Where does the string "friends" appear? Copy every line of the entries below that holds it.

··· DATA FOR THE TASK ···

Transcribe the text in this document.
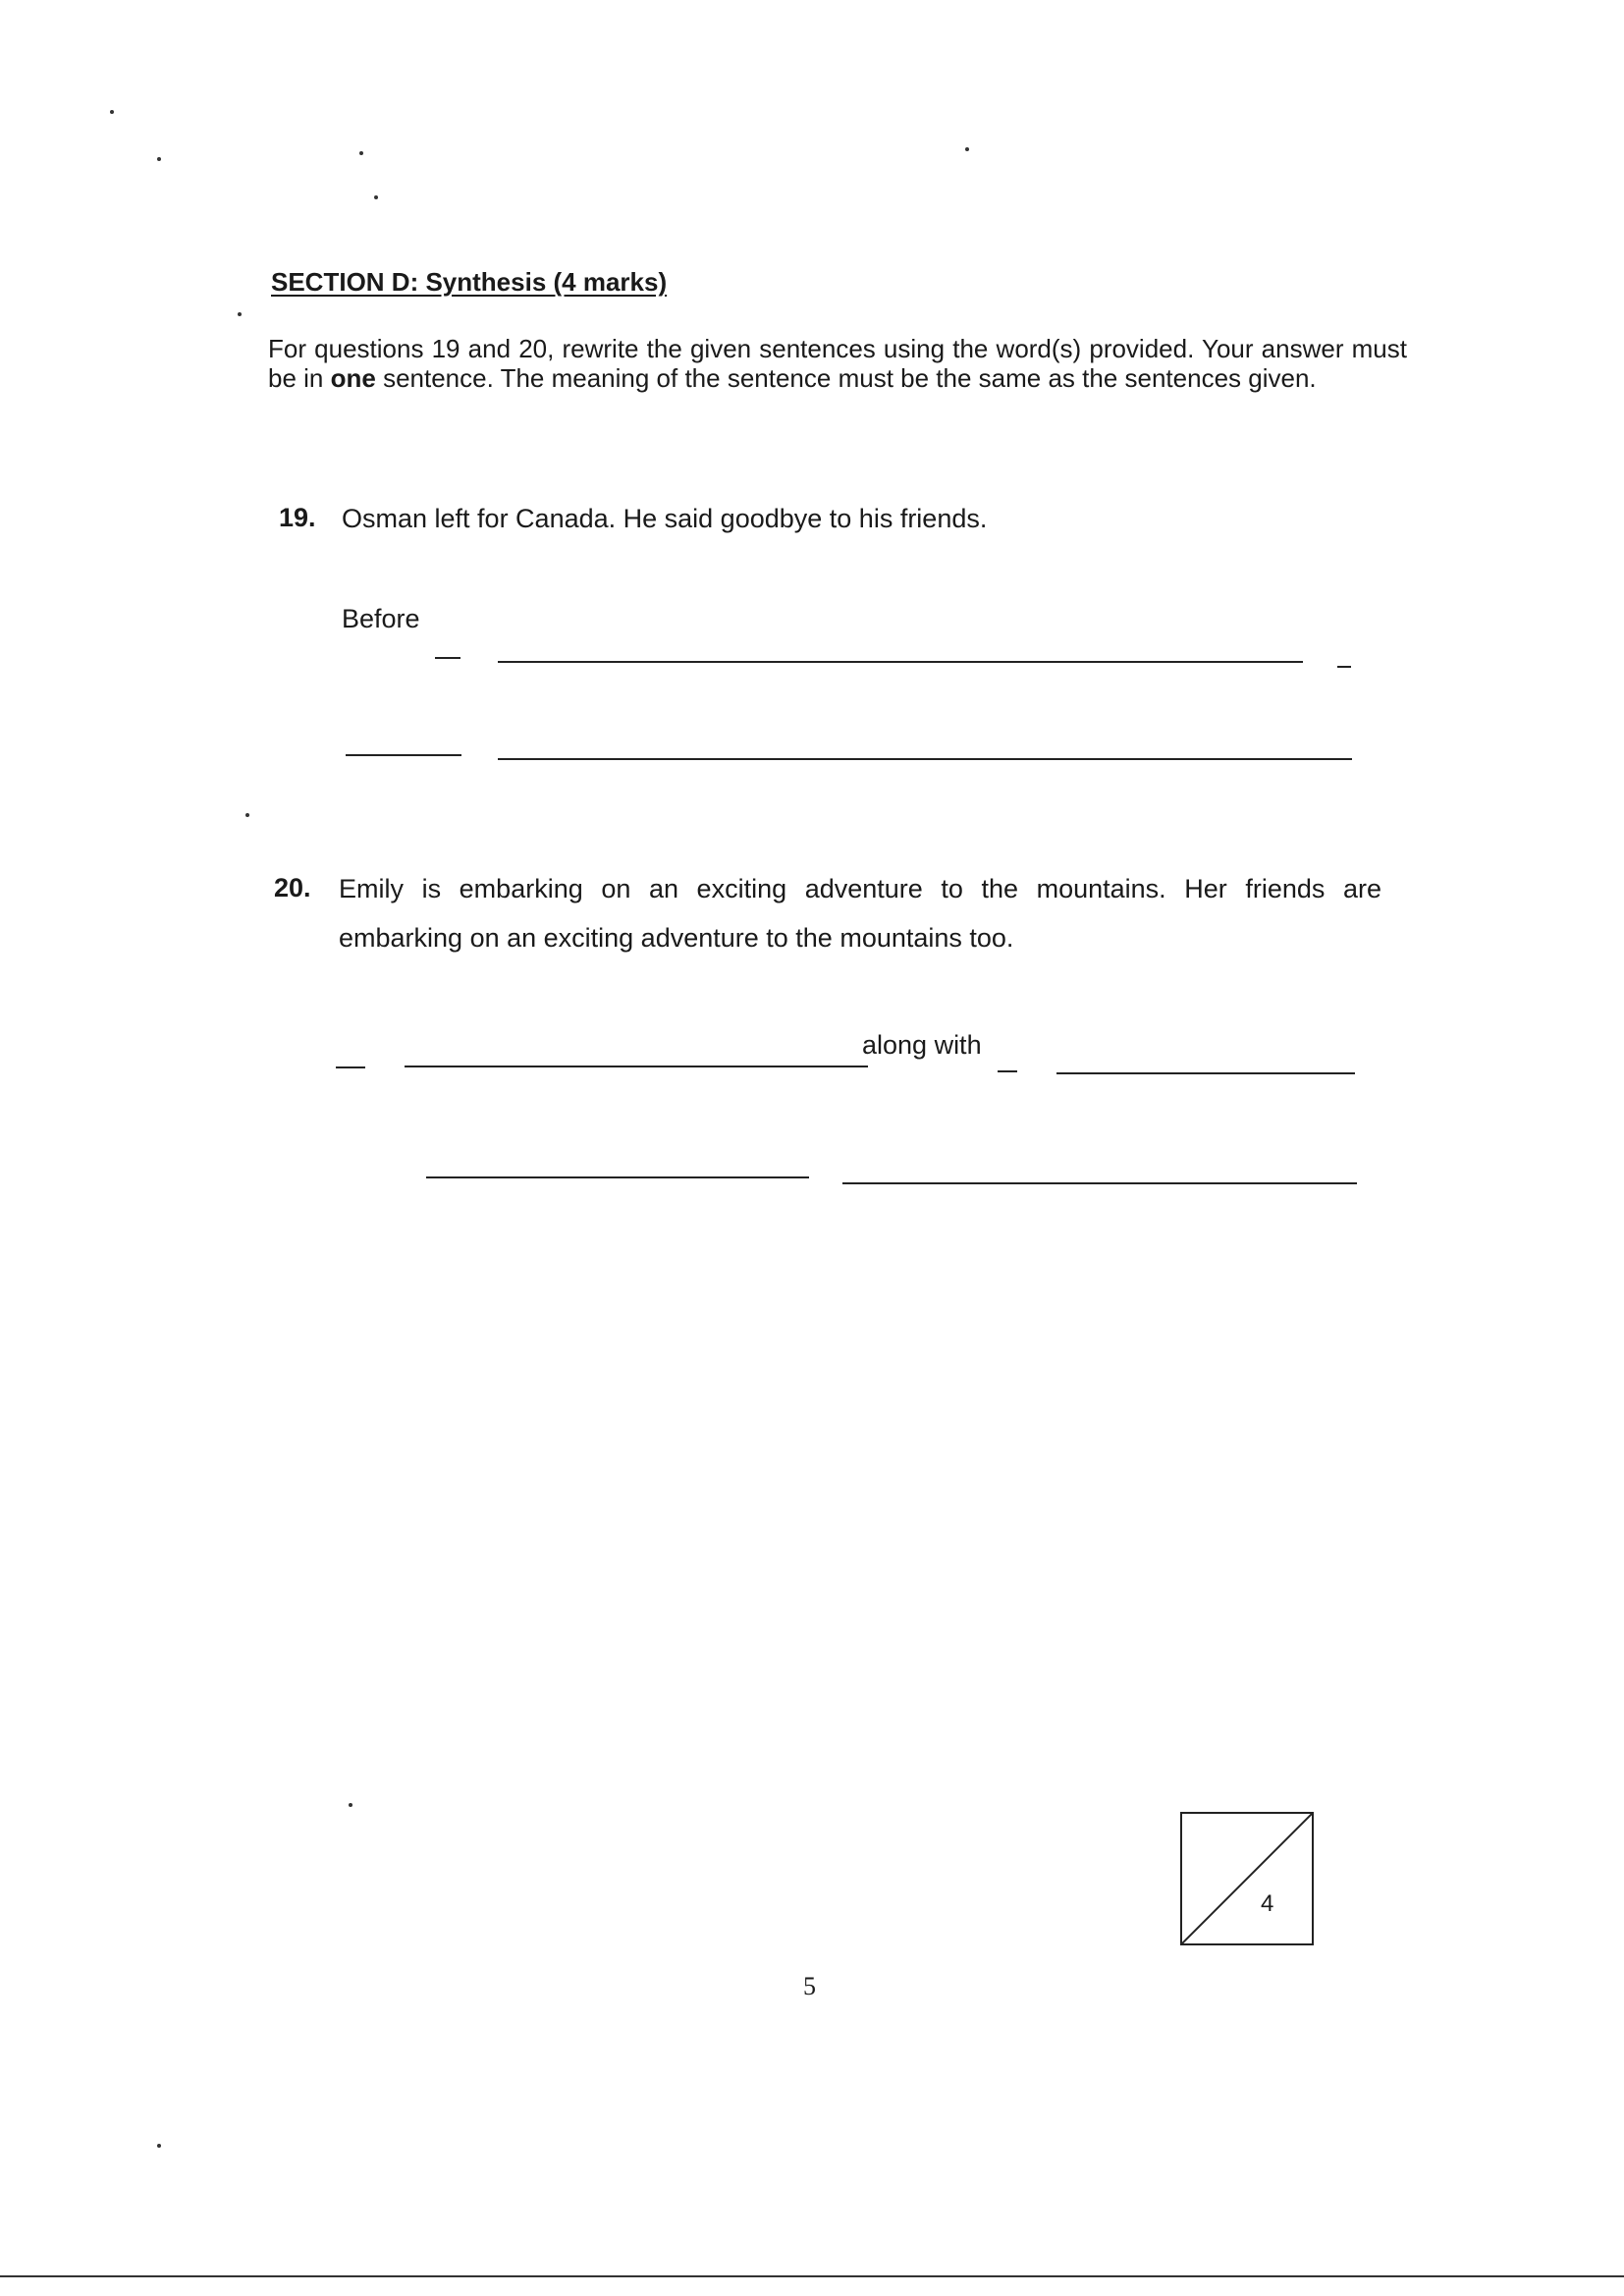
SECTION D: Synthesis (4 marks)
For questions 19 and 20, rewrite the given sentences using the word(s) provided. Your answer must be in one sentence. The meaning of the sentence must be the same as the sentences given.
19. Osman left for Canada. He said goodbye to his friends.
Before
20. Emily is embarking on an exciting adventure to the mountains. Her friends are embarking on an exciting adventure to the mountains too.
along with
4
5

···

_RESULT FOR THIS EXERCISE_:
19. Osman left for Canada. He said goodbye to his friends.
20. Emily is embarking on an exciting adventure to the mountains. Her friends are embarking on an exciting adventure to the mountains too.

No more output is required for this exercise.